MA – Eles não tinham, portanto não sabiam… O que tem valor é o que eles têm…


AVA - Eu falava-lhes de coisas que eles não entendiam e eles falavam-me de coisas que eu não entendia… A certa altura, em pleno desemprego, total desemprego, a minha sogra (na altura a Odete Saint-Maurice) foi meter uma cunha ao velho Balsemão (Tio do Dr. Francisco Pinto Balsemão) do Jornal “O Diário Popular” para me meter como crítico musical d’ “O Diário Popular”… E foi o primeiro emprego que eu tive… Porque de resto, nada! Não consegui absolutamente nada de nada!


MA – O que demonstra que, muitas vezes, Portugal também não consegue aproveitar a valorização que os portugueses têm no estrangeiro… E se nós pensarmos naquele hipotético regresso de todos os cérebros, de todos os génios e de todos os talentos que estão a sair de Portugal, vemos que será muito problemático o seu regresso…


AVA – É problemático. Pode ser muito problemático.


MA – Torna-nos muito pessimistas em relação ao que estamos a perder e não vamos recuperar… Isto é uma sociedade pequena que quer ser pequena… Portanto, não nos interessa muito progredir com aqueles que a podem fazer progredir… Não é assim?


AVA – O Aquilino Ribeiro (1885-1963) é que dizia que nós éramos tão amantes do pequenino, do diminuto que até a nossa mais bonita província se chamava Minho (dos inhos – diminutivos). E, de facto, eu tive realmente uma experiência extraordinária que foi esta: No dia em que eu fui fazer o meu primeiro trabalho como crítico musical… Era o meu primeiro emprego, não é? Nesse caso era mesmo o meu primeiro emprego… Em Portugal e na Áustria… Porque essa foi a primeira vez que eu regressei a Portugal… Onde passados alguns meses de desemprego lá a minha sogra me arranjou esse posto de crítico musical… Que não era uma coisa fixa… Era pago à peça… E eu pus a minha Casaca - porque o S. Carlos obrigava a que se usasse Casaca - e lá fui eu para o S. Carlos e tive uma sensação: Finalmente estou a trabalhar! Finalmente estou a fazer alguma coisa. Não era bem aquilo que eu queria… Mas pronto: estava a trabalhar. Sentei-me, e logo por azar a Ópera era o Cavaleiro da Rosa de Richard Strauss (1864-1949) que é Viena e Viena e Viena e Viena e eu…. Mal aquilo começou a tocar… Ouço uma voz em mim que diz: - Eu quero ir embora! Eu quero ir embora! Quando cheguei a casa e a minha mulher me perguntou: - Então, como é que correu? E eu respondi: - Não sei. Eu quero ir-me embora! E, a partir daí, esses 6 meses em diante, foram todos a lutar para voltar para Viena, não sem a perplexidade dos meus pais e até com uma certa tensão com eles… Porque eles também não percebiam lá muito bem porque é que eu queria voltar a Viena… Mas, está bem, ainda bem que voltei… Porque realmente foi aí que eu comecei efectivamente a fazer coisas… Porque se tivesse ficado aqui tinha ficado a fazer críticas no Diário Popular… E, sinceramente, não sei se teria avançado muito mais do que isso… Porque aquilo ainda dava trabalho… Fazer críticas no Diário Popular… Deitava-me às 6 da manhã porque tinha que escrever as críticas para saírem no dia seguinte… Depois às vezes havia concertos à tarde e concertos à noite… Enfim, era muito chato… Muito chato…


MA – Um penoso trabalho…


AVA – Sim, era um penoso trabalho…


ML – Portanto: a vida de crítico não é uma boa vida…


AVA – Não, não é uma boa vida. Eu por acaso até acho que escrevi críticas engraçadas… As pessoas parece que gostavam das críticas que eu fazia e se riam… Mas eu tenho absoluta consciência de que escrevi muita asneira… Musicalmente falando…


ML – Houve assim alguma que desse mais brado, de que se recorde?

____________________

## O que se pede
Por favor, indique que ópera estava em cena no dia do primeiro trabalho como crítico musical, segundo a entrevista. Os registos não têm qualquer papel neste exercício.

Registos de anotação espacial:
____________________

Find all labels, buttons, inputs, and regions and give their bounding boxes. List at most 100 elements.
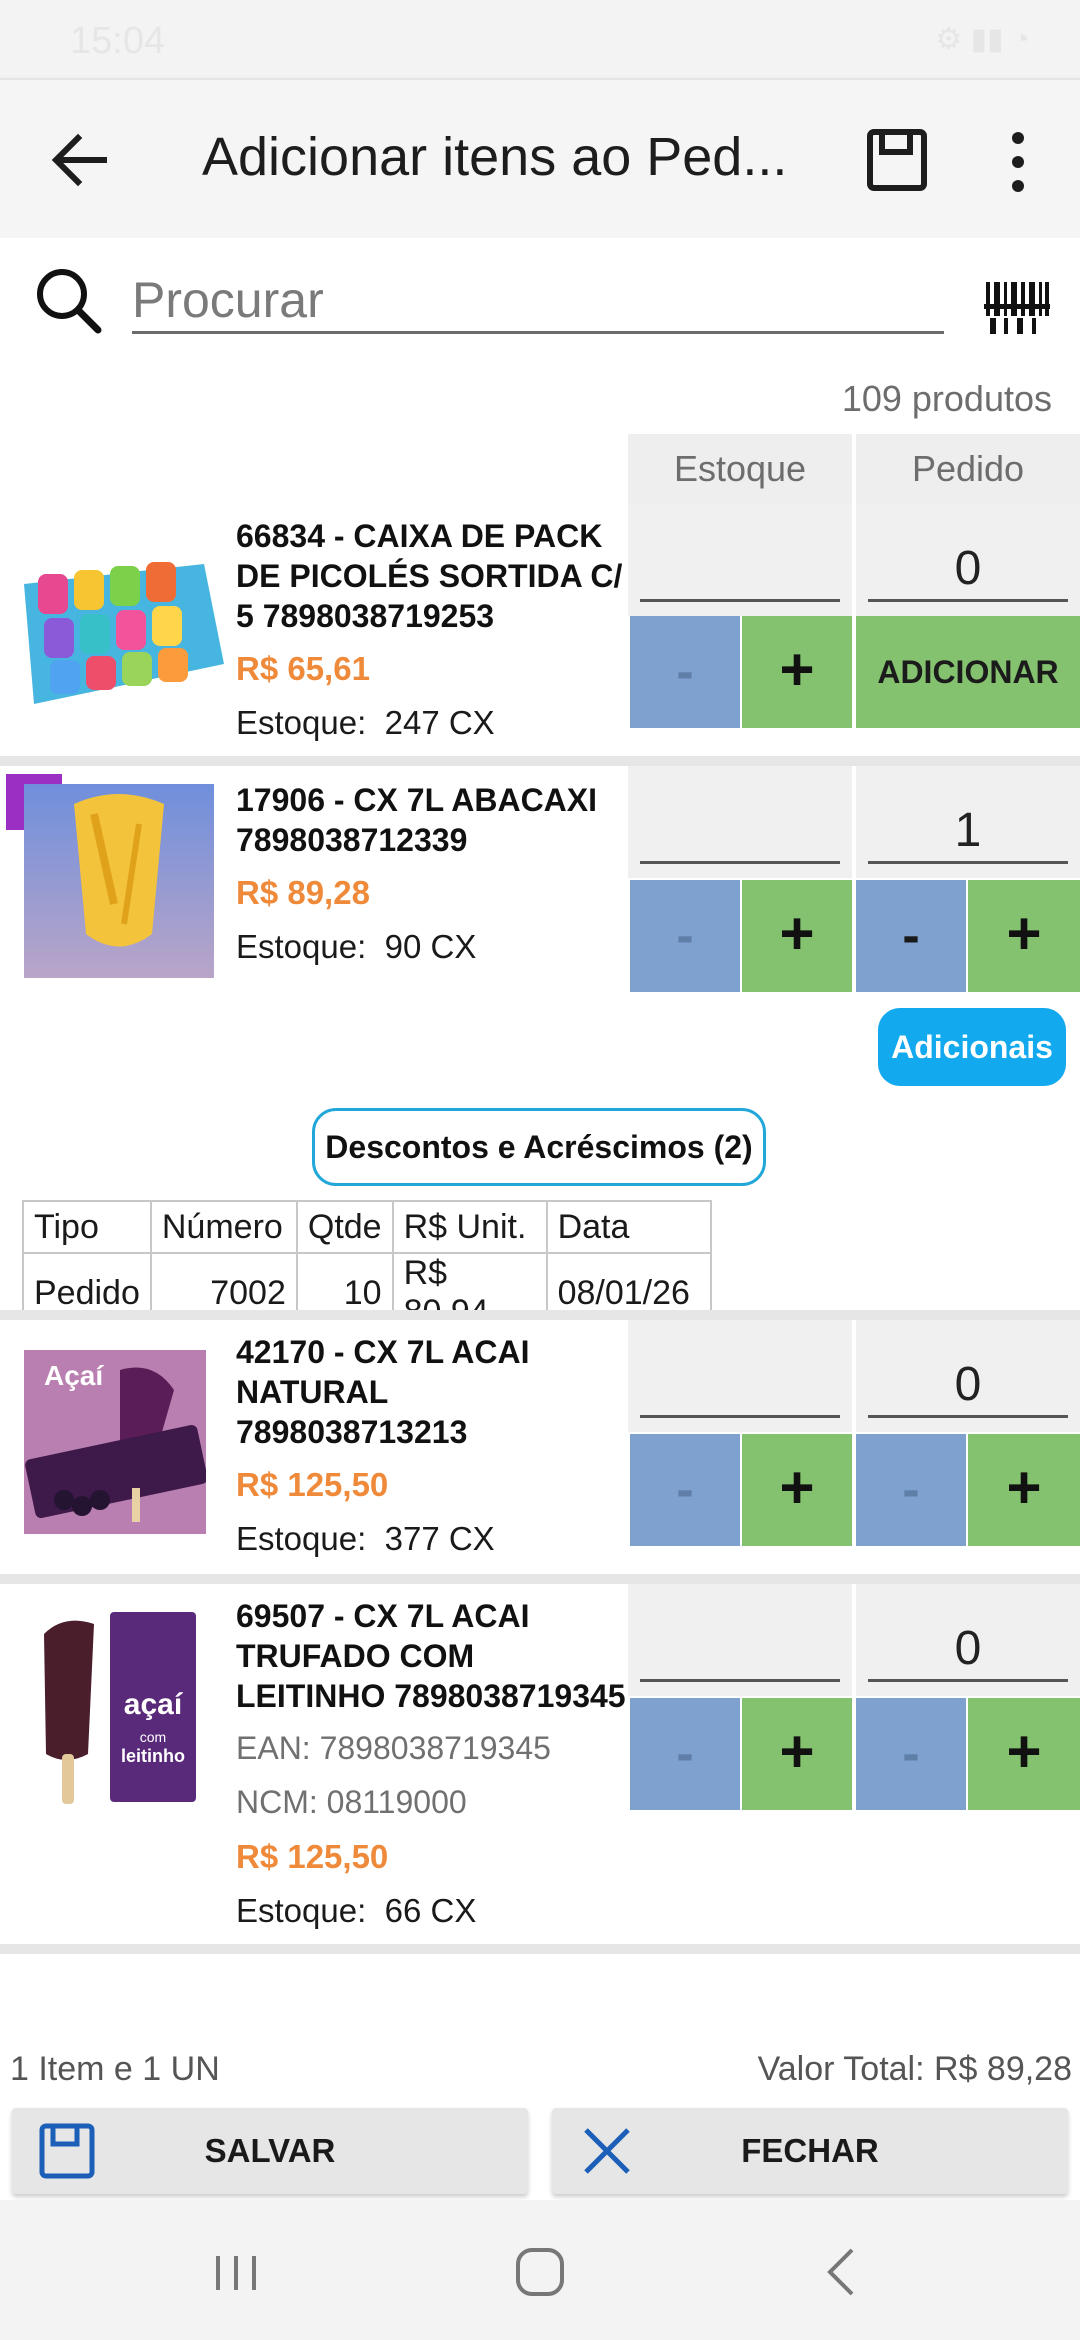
estoque-qty-field[interactable] [640, 798, 840, 864]
product-row[interactable]: 66834 - CAIXA DE PACK DE PICOLÉS SORTIDA… [0, 504, 1080, 756]
estoque-qty-cell [628, 504, 852, 616]
pedido-qty-cell: 0 [856, 1320, 1080, 1432]
floppy-disk-icon [867, 129, 927, 191]
table-header: Número [149, 1200, 298, 1254]
product-stock: Estoque: 247 CX [236, 704, 495, 742]
svg-text:com: com [140, 1729, 166, 1745]
product-stock: Estoque: 66 CX [236, 1892, 476, 1930]
pedido-minus-button[interactable]: - [856, 880, 966, 992]
total-value: Valor Total: R$ 89,28 [757, 2050, 1072, 2088]
column-header-estoque: Estoque [628, 434, 852, 504]
product-image: Açaí [24, 1350, 208, 1534]
pedido-qty-cell: 0 [856, 1584, 1080, 1696]
row-separator [0, 756, 1080, 766]
home-icon[interactable] [510, 2242, 570, 2302]
svg-text:leitinho: leitinho [121, 1746, 185, 1766]
svg-text:açaí: açaí [124, 1688, 184, 1721]
estoque-qty-cell [628, 1320, 852, 1432]
page-title: Adicionar itens ao Ped... [202, 127, 788, 187]
estoque-qty-field[interactable] [640, 536, 840, 602]
estoque-qty-field[interactable] [640, 1352, 840, 1418]
estoque-plus-button[interactable]: + [742, 880, 852, 992]
estoque-minus-button[interactable]: - [630, 1434, 740, 1546]
product-row[interactable]: açaí com leitinho 69507 - CX 7L ACAI TRU… [0, 1584, 1080, 1944]
pedido-plus-button[interactable]: + [968, 880, 1080, 992]
close-button[interactable]: FECHAR [552, 2108, 1068, 2194]
pedido-plus-button[interactable]: + [968, 1434, 1080, 1546]
estoque-minus-button[interactable]: - [630, 616, 740, 728]
status-bar: 15:04 ⚙ ▮▮ ◔ [0, 0, 1080, 78]
app-bar: Adicionar itens ao Ped... [0, 78, 1080, 238]
system-back-icon[interactable] [812, 2242, 872, 2302]
estoque-plus-button[interactable]: + [742, 616, 852, 728]
product-stock: Estoque: 90 CX [236, 928, 476, 966]
recent-apps-icon[interactable] [206, 2242, 266, 2302]
product-title: 17906 - CX 7L ABACAXI 7898038712339 [236, 782, 598, 858]
product-price: R$ 65,61 [236, 650, 370, 687]
pedido-qty-field[interactable]: 0 [868, 536, 1068, 602]
product-ncm: NCM: 08119000 [236, 1784, 467, 1820]
estoque-plus-button[interactable]: + [742, 1698, 852, 1810]
product-price: R$ 89,28 [236, 874, 370, 911]
product-row[interactable]: Açaí 42170 - CX 7L ACAI NATURAL 78980387… [0, 1320, 1080, 1572]
items-summary: 1 Item e 1 UN [10, 2050, 220, 2088]
estoque-minus-button[interactable]: - [630, 880, 740, 992]
product-title: 69507 - CX 7L ACAI TRUFADO COM LEITINHO … [236, 1598, 626, 1714]
pedido-qty-field[interactable]: 1 [868, 798, 1068, 864]
stock-value: 377 CX [384, 1520, 495, 1557]
product-row[interactable]: 17906 - CX 7L ABACAXI 7898038712339 R$ 8… [0, 766, 1080, 996]
stock-value: 66 CX [384, 1892, 477, 1929]
search-input[interactable] [132, 268, 944, 334]
product-stock: Estoque: 377 CX [236, 1520, 495, 1558]
product-image [14, 514, 226, 724]
stock-label: Estoque: [236, 1892, 367, 1929]
stock-value: 247 CX [384, 704, 495, 741]
pedido-qty-cell: 1 [856, 766, 1080, 878]
barcode-scanner-icon[interactable] [984, 280, 1050, 336]
product-title: 42170 - CX 7L ACAI NATURAL 7898038713213 [236, 1334, 530, 1450]
save-icon-button[interactable] [866, 128, 928, 192]
descontos-acrescimos-button[interactable]: Descontos e Acréscimos (2) [312, 1108, 766, 1186]
pedido-plus-button[interactable]: + [968, 1698, 1080, 1810]
table-header: Tipo [22, 1200, 152, 1254]
table-header: Data [545, 1200, 712, 1254]
adicionar-button[interactable]: ADICIONAR [856, 616, 1080, 728]
status-icons: ⚙ ▮▮ ◔ [935, 23, 1030, 56]
pedido-qty-field[interactable]: 0 [868, 1352, 1068, 1418]
system-nav-bar [0, 2200, 1080, 2340]
row-separator [0, 1944, 1080, 1954]
row-separator [0, 1574, 1080, 1584]
product-price: R$ 125,50 [236, 1838, 389, 1875]
search-icon [37, 269, 102, 334]
arrow-left-icon [51, 133, 107, 187]
table-header: Qtde [295, 1200, 394, 1254]
more-vert-icon [1012, 132, 1024, 192]
pedido-qty-cell: 0 [856, 504, 1080, 616]
estoque-qty-cell [628, 766, 852, 878]
product-ean: EAN: 7898038719345 [236, 1730, 551, 1766]
pedido-minus-button[interactable]: - [856, 1698, 966, 1810]
column-header-pedido: Pedido [856, 434, 1080, 504]
back-button[interactable] [44, 118, 116, 202]
product-count: 109 produtos [841, 378, 1052, 419]
row-separator [0, 1310, 1080, 1320]
estoque-qty-field[interactable] [640, 1616, 840, 1682]
save-button[interactable]: SALVAR [12, 2108, 528, 2194]
estoque-plus-button[interactable]: + [742, 1434, 852, 1546]
stock-value: 90 CX [384, 928, 477, 965]
stock-label: Estoque: [236, 704, 367, 741]
product-image-text: Açaí [44, 1360, 104, 1391]
estoque-minus-button[interactable]: - [630, 1698, 740, 1810]
product-image: açaí com leitinho [44, 1612, 196, 1804]
product-price: R$ 125,50 [236, 1466, 389, 1503]
table-header: R$ Unit. [391, 1200, 548, 1254]
save-button-label: SALVAR [204, 2132, 336, 2169]
search-row [0, 238, 1080, 368]
product-image [24, 784, 214, 978]
product-title: 66834 - CAIXA DE PACK DE PICOLÉS SORTIDA… [236, 518, 623, 634]
pedido-minus-button[interactable]: - [856, 1434, 966, 1546]
pedido-qty-field[interactable]: 0 [868, 1616, 1068, 1682]
close-button-label: FECHAR [741, 2132, 879, 2169]
adicionais-button[interactable]: Adicionais [878, 1008, 1066, 1086]
more-options-button[interactable] [1000, 126, 1036, 198]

____________________

## Resposta ao exercício
O Cavaleiro da Rosa, de Richard Strauss.